What this task involves – Below are records; work out how many of their lines hold the string "piden" and give that number alone.

═══ Provided data ═══

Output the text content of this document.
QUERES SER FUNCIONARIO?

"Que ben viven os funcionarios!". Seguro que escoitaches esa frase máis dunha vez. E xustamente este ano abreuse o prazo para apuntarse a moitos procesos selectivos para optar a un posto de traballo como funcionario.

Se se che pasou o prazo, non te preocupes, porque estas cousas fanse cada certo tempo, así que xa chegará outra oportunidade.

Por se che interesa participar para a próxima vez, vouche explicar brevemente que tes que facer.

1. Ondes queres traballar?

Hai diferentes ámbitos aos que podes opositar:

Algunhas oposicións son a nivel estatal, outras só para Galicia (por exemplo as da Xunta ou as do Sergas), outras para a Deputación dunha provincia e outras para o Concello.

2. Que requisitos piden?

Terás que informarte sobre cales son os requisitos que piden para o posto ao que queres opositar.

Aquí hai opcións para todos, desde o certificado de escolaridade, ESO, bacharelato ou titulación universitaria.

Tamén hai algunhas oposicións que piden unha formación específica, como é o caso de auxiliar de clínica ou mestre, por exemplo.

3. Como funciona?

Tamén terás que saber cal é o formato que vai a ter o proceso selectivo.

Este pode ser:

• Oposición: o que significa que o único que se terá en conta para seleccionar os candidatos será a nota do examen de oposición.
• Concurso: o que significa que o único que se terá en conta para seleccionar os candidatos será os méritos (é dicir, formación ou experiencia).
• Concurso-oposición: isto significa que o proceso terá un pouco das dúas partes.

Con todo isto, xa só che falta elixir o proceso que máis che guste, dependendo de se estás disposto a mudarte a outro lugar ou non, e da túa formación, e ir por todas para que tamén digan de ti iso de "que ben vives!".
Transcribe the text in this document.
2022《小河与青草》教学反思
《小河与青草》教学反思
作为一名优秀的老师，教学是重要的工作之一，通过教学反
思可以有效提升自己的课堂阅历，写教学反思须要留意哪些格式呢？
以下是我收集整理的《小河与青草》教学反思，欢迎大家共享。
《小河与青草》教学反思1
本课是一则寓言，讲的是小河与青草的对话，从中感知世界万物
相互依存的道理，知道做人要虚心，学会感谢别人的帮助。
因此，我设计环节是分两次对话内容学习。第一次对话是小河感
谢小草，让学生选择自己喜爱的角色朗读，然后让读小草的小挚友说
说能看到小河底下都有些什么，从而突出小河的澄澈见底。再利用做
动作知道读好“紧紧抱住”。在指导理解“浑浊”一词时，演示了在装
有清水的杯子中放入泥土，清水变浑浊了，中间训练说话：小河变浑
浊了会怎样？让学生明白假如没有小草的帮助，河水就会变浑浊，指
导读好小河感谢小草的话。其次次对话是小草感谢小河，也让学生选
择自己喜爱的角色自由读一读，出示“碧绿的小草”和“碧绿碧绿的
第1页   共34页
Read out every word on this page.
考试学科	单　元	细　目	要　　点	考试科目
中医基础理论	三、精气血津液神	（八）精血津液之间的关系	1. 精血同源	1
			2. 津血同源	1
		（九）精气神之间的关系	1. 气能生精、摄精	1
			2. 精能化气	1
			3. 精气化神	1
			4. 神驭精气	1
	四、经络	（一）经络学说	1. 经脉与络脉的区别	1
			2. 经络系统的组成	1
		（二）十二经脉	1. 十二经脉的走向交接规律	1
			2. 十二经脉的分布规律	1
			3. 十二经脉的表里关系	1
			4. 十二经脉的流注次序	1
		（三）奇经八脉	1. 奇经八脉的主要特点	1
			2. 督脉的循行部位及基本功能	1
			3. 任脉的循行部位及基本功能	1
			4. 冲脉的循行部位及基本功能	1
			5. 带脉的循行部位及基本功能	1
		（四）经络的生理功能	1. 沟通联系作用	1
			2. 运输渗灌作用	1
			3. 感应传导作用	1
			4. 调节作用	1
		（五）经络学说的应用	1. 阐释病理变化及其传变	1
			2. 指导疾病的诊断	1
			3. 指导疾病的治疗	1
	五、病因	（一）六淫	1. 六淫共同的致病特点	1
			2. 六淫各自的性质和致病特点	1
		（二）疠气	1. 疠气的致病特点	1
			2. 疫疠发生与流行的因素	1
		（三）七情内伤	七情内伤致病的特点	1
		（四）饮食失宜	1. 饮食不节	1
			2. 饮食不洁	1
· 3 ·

═══

Problem solution – 3